(Saved entries)
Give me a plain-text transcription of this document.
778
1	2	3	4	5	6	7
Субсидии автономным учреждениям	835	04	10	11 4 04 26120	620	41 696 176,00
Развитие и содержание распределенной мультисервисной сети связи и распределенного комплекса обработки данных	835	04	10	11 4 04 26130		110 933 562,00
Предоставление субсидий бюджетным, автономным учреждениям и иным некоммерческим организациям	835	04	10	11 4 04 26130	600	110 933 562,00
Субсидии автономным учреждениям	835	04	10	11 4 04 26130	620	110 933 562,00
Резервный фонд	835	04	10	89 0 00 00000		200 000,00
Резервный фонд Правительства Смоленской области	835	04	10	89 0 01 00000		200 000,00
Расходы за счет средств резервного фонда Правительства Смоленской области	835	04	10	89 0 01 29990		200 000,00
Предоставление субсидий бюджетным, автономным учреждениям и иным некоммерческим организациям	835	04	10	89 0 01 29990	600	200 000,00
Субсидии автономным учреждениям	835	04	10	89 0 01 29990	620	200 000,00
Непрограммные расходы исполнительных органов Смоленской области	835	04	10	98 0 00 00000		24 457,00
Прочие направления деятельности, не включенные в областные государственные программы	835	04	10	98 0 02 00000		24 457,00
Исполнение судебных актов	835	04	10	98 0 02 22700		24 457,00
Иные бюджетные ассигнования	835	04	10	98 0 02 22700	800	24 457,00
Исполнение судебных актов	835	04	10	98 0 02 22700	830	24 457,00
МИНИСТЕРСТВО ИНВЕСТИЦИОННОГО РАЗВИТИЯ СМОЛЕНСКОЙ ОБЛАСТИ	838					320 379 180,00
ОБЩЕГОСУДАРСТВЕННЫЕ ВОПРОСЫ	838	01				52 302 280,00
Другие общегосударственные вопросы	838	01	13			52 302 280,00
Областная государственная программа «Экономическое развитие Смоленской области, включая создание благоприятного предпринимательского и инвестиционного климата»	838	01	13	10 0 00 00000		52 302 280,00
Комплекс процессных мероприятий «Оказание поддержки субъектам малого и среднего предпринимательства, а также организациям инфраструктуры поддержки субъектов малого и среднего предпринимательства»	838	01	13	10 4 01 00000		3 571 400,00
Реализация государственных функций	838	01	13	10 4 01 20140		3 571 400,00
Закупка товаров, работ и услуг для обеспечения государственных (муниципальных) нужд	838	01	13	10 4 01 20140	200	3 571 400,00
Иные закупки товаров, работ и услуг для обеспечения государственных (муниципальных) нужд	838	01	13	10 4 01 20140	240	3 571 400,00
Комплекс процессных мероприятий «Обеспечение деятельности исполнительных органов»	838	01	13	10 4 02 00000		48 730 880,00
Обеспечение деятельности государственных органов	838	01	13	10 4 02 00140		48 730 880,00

## The problem
Exactly as they are written, print the entries again.

## Solution for this problem
Give me a plain-text transcription of this document.
778
1	2	3	4	5	6	7
Субсидии автономным учреждениям	835	04	10	11 4 04 26120	620	41 696 176,00
Развитие и содержание распределенной мультисервисной сети связи и распределенного комплекса обработки данных	835	04	10	11 4 04 26130		110 933 562,00
Предоставление субсидий бюджетным, автономным учреждениям и иным некоммерческим организациям	835	04	10	11 4 04 26130	600	110 933 562,00
Субсидии автономным учреждениям	835	04	10	11 4 04 26130	620	110 933 562,00
Резервный фонд	835	04	10	89 0 00 00000		200 000,00
Резервный фонд Правительства Смоленской области	835	04	10	89 0 01 00000		200 000,00
Расходы за счет средств резервного фонда Правительства Смоленской области	835	04	10	89 0 01 29990		200 000,00
Предоставление субсидий бюджетным, автономным учреждениям и иным некоммерческим организациям	835	04	10	89 0 01 29990	600	200 000,00
Субсидии автономным учреждениям	835	04	10	89 0 01 29990	620	200 000,00
Непрограммные расходы исполнительных органов Смоленской области	835	04	10	98 0 00 00000		24 457,00
Прочие направления деятельности, не включенные в областные государственные программы	835	04	10	98 0 02 00000		24 457,00
Исполнение судебных актов	835	04	10	98 0 02 22700		24 457,00
Иные бюджетные ассигнования	835	04	10	98 0 02 22700	800	24 457,00
Исполнение судебных актов	835	04	10	98 0 02 22700	830	24 457,00
МИНИСТЕРСТВО ИНВЕСТИЦИОННОГО РАЗВИТИЯ СМОЛЕНСКОЙ ОБЛАСТИ	838					320 379 180,00
ОБЩЕГОСУДАРСТВЕННЫЕ ВОПРОСЫ	838	01				52 302 280,00
Другие общегосударственные вопросы	838	01	13			52 302 280,00
Областная государственная программа «Экономическое развитие Смоленской области, включая создание благоприятного предпринимательского и инвестиционного климата»	838	01	13	10 0 00 00000		52 302 280,00
Комплекс процессных мероприятий «Оказание поддержки субъектам малого и среднего предпринимательства, а также организациям инфраструктуры поддержки субъектов малого и среднего предпринимательства»	838	01	13	10 4 01 00000		3 571 400,00
Реализация государственных функций	838	01	13	10 4 01 20140		3 571 400,00
Закупка товаров, работ и услуг для обеспечения государственных (муниципальных) нужд	838	01	13	10 4 01 20140	200	3 571 400,00
Иные закупки товаров, работ и услуг для обеспечения государственных (муниципальных) нужд	838	01	13	10 4 01 20140	240	3 571 400,00
Комплекс процессных мероприятий «Обеспечение деятельности исполнительных органов»	838	01	13	10 4 02 00000		48 730 880,00
Обеспечение деятельности государственных органов	838	01	13	10 4 02 00140		48 730 880,00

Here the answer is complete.